__Layout region records__.
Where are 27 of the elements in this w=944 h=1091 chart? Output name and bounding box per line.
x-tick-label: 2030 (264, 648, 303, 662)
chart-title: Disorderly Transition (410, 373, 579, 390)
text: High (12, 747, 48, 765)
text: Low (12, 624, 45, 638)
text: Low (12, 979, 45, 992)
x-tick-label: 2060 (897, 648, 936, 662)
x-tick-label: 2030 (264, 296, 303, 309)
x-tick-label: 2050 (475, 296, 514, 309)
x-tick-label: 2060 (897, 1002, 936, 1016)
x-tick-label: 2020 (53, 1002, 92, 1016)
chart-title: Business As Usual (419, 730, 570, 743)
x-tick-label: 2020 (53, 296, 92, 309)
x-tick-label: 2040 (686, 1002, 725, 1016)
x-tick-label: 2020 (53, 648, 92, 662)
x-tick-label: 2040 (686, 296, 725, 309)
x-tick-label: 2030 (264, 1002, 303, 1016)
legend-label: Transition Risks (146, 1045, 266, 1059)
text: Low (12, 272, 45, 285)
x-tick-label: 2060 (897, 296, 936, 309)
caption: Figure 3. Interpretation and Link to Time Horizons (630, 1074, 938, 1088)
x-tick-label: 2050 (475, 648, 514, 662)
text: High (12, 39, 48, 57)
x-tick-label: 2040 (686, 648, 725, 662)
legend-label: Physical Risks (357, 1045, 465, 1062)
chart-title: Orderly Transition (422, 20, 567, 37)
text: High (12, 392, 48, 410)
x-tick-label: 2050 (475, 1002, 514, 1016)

__Exercise__. Please rewrite all of the items above, changing "Business As Usual" to "Current Policies" and leaving everything else as it is.

__Output for this exercise__.
Where are 27 of the elements in this w=944 h=1091 chart? Output name and bounding box per line.
x-tick-label: 2030 (264, 648, 303, 662)
chart-title: Disorderly Transition (410, 373, 579, 390)
text: High (12, 747, 48, 765)
text: Low (12, 624, 45, 638)
text: Low (12, 979, 45, 992)
x-tick-label: 2060 (897, 648, 936, 662)
x-tick-label: 2030 (264, 296, 303, 309)
x-tick-label: 2050 (475, 296, 514, 309)
x-tick-label: 2060 (897, 1002, 936, 1016)
x-tick-label: 2020 (53, 1002, 92, 1016)
chart-title: Current Policies (419, 730, 570, 743)
x-tick-label: 2020 (53, 296, 92, 309)
x-tick-label: 2040 (686, 1002, 725, 1016)
x-tick-label: 2020 (53, 648, 92, 662)
x-tick-label: 2040 (686, 296, 725, 309)
x-tick-label: 2030 (264, 1002, 303, 1016)
legend-label: Transition Risks (146, 1045, 266, 1059)
text: Low (12, 272, 45, 285)
x-tick-label: 2060 (897, 296, 936, 309)
caption: Figure 3. Interpretation and Link to Time Horizons (630, 1074, 938, 1088)
x-tick-label: 2050 (475, 648, 514, 662)
text: High (12, 39, 48, 57)
x-tick-label: 2040 (686, 648, 725, 662)
legend-label: Physical Risks (357, 1045, 465, 1062)
chart-title: Orderly Transition (422, 20, 567, 37)
text: High (12, 392, 48, 410)
x-tick-label: 2050 (475, 1002, 514, 1016)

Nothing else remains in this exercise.